- **TEXTO DE LECTURA**:
---*---
22. La Iglesia en el Imperio de Oriente

22. La Iglesia en el Imperio de Oriente

Nos ha podido llamar la atención cómo los bárbaros invadieron todo el Oeste de Europa mientras que a Constantinopla ─la anterior Bizancio, y de allí el Imperio Bizantino─, le acrecentó su importancia. Digamos algo sobre la Iglesia bizantina.

 

Conviene exponer algo desde ahora sobre la Iglesia en Bizancio, el Imperio Romano de Oriente, ya que en adelante nos va a ocupar muchas veces. Y hemos de remontamos a la primera historia. Sabemos que Constantino, al dar la paz a la Iglesia el año 313, edificó en Bizancio la ciudad que quiso fuera la Roma de Oriente, que cambió después el nombre por el de Constantinopla. El emperador Teodosio dividió definitivamente el Imperio en dos: el de Occidente con la Capital en Roma y el de Oriente con Constantinopla como Capital, aunque él fuera el único emperador. Pertenecían al Oriente el Asia Menor, la península de los Balcanes, Siria y Egipto.

 

Cuando los bárbaros irrumpieron en el Imperio, solamente se adueñaron del Occidente, dejando a salvo el Oriente. Aunque, por si acaso, Constantinopla estaba muy bien fortificada con una triple muralla y podía contar en adelante además con una buena flota que defendiera el puerto. En el año 476, con la caída del depuesto emperador Rómulo Augústulo, desapareció definitivamente el Imperio Romano de Occidente. El bárbaro ostrogodo Teodorico puso su Capital en Ravena, y mantuvo muy buenas relaciones con Constantinopla, es decir, con el Imperio de Oriente, que seguiría ya independiente del todo unos mil años, hasta el 1453 en que Constantinopla caería en poder de los musulmanes.

 

El desarrollo de la Iglesia en el Imperio Bizantino seguirá su curso normal, aunque, desde el principio se va a encontrar con un gran obstáculo. El obispo de Constantinopla, que tomará el carácter de Patriarca, se va a envalentonar siempre contra el Papa, Obispo de Roma, Patriarca de Occidente, sucesor de Pedro. Con la ambición de ser igual en potestad y con los mismos derechos que el Papa, llegará un momento doloroso, cuando en el siglo XI se romperá la unión de la Iglesia, creándose la Iglesia Ortodoxa, que es cismática al no obedecer al Romano Pontífice, aunque conserva íntegra la fe cristiana heredada de los Apóstoles. Lo veremos todo en el momento oportuno.
---*---
- **Entradas extraídas**:
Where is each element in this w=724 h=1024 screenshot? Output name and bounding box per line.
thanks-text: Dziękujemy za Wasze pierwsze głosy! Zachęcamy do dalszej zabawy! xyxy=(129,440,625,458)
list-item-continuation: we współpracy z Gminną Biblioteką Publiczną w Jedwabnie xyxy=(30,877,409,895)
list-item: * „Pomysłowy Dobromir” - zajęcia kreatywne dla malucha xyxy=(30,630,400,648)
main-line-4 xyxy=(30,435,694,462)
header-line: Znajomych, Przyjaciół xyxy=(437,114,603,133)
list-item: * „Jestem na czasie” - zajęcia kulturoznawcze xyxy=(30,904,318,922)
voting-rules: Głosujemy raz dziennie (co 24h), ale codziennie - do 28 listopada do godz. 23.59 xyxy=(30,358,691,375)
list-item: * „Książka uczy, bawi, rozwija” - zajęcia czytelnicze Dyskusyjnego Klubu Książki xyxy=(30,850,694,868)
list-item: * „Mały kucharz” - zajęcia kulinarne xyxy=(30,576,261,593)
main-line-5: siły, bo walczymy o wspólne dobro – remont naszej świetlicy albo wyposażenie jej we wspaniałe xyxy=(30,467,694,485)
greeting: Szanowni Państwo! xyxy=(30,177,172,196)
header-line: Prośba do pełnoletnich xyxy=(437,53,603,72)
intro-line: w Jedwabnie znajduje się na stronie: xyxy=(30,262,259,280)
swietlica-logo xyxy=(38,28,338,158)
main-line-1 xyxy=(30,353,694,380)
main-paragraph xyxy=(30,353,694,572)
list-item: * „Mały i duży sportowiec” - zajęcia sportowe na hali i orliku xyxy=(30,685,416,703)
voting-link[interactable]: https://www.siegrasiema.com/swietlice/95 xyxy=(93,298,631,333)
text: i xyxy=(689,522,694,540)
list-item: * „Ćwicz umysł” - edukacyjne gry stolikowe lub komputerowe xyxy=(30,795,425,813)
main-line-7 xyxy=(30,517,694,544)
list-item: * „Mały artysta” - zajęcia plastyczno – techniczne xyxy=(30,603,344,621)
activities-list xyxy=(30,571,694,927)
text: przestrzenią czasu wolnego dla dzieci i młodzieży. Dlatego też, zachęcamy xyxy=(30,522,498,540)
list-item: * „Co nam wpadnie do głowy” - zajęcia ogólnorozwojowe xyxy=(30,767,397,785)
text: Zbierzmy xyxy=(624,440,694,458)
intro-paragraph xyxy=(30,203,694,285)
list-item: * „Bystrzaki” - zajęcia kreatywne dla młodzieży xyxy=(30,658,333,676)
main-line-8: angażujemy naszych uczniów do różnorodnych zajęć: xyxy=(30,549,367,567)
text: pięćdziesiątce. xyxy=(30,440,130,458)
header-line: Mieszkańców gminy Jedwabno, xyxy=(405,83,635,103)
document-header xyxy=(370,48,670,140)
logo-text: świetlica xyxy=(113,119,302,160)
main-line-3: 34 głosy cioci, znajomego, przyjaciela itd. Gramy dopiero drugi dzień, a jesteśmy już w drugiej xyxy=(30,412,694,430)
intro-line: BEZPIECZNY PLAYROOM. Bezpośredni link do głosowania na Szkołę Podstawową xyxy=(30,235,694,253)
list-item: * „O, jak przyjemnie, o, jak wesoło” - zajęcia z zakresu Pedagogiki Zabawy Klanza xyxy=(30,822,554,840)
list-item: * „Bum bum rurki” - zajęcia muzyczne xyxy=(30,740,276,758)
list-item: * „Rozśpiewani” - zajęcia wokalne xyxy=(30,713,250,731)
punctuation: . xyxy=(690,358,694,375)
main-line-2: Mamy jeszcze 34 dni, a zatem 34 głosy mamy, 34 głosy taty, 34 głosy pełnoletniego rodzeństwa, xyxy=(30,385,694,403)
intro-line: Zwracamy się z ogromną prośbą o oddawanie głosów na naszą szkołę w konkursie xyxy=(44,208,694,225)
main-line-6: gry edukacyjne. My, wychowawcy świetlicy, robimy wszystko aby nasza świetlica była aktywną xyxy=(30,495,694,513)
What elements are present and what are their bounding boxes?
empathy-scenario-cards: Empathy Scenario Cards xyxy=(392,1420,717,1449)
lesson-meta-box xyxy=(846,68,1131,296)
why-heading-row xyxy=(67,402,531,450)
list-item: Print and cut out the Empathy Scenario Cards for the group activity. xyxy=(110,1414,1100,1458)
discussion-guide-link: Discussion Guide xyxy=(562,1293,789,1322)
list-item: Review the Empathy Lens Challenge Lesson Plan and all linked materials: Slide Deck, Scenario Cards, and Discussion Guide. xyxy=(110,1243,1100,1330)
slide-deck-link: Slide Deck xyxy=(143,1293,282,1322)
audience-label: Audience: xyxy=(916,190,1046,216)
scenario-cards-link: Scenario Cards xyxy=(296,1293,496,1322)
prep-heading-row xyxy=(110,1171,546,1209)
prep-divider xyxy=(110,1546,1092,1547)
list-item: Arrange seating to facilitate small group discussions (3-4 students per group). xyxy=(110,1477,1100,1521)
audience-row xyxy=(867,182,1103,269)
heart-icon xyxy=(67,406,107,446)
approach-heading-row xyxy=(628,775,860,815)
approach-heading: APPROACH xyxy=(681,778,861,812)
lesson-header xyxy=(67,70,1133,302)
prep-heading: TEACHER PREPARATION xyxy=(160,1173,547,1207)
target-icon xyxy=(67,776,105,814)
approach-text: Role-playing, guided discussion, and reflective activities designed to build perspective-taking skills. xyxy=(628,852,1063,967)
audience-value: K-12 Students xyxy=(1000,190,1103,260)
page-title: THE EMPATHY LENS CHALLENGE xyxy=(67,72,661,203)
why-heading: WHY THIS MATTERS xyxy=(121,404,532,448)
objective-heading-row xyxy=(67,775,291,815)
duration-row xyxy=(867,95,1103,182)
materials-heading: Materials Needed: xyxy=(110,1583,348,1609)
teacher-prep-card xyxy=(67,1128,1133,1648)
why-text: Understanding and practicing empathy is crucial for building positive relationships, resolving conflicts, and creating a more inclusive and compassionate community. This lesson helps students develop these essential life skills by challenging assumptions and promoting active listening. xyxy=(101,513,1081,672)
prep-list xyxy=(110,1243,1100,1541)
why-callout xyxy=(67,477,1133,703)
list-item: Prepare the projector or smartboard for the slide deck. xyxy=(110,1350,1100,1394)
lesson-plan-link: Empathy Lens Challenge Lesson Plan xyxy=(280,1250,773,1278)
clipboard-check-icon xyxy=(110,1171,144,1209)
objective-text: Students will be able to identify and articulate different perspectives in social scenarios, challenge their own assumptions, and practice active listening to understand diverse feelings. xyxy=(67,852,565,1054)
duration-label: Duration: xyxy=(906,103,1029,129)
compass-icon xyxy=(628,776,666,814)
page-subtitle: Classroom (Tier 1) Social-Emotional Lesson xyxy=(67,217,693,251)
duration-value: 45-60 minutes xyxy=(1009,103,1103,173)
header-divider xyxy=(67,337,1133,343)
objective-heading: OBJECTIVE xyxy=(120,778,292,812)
---*---
- **LISTA DE TAREAS**:
1 – Resume en dos oraciones el texto sobre la Iglesia en el Imperio de Oriente.
2 – Prosigue el texto sobre la Iglesia en el Imperio de Oriente a partir de su última oración.

- **RESPUESTAS**:
1 – Constantino edificó en Bizancio la ciudad que después se llamó Constantinopla, y Teodosio dividió el Imperio en dos, de modo que el de Oriente, bien fortificado, quedó a salvo de los bárbaros y siguió independiente unos mil años, hasta que Constantinopla cayó en poder de los musulmanes en 1453. En ese Imperio la Iglesia siguió su curso normal, pero el Patriarca de Constantinopla, ambicioso de igualarse en potestad al Papa, se alzó siempre contra él, hasta que en el siglo XI se rompió la unión y nació la Iglesia Ortodoxa.

2 –
El Concilio Ecuménico de Constantinopla del año 381 dictó un canon que iba a dar mucho quehacer en siglos venideros: admitía que el obispo Patriarca de Constantinopla tenía autoridad suprema sobre toda la Iglesia de Oriente. Prácticamente, igual que el Papa y, en cierto modo, más aún, puesto que el Papa de Roma no podría intervenir en ella. El Papa, naturalmente, lo rechazó. Y lo mismo hará el papa San León Magno al no aceptar la misma proposición en el Concilio de Calcedonia del 451. Inútil del todo. Hasta nuestros días sigue la cosa igual, y aquí está basado el cisma de la Iglesia Ortodoxa.

 

El Emperador era en la Iglesia de Oriente un verdadero jefe, al que se sometían los obispos, con las consecuencias deplorables que se pueden suponer. Venía a constituir un Estado monárquico y teocrático, civil y religioso al mismo tiempo. El emperador tenía un control absoluto sobre el gobierno y sobre la Iglesia. Constituía esto el auténtico cesaropapismo, un casamiento inaceptable entre la autoridad religiosa y la civil.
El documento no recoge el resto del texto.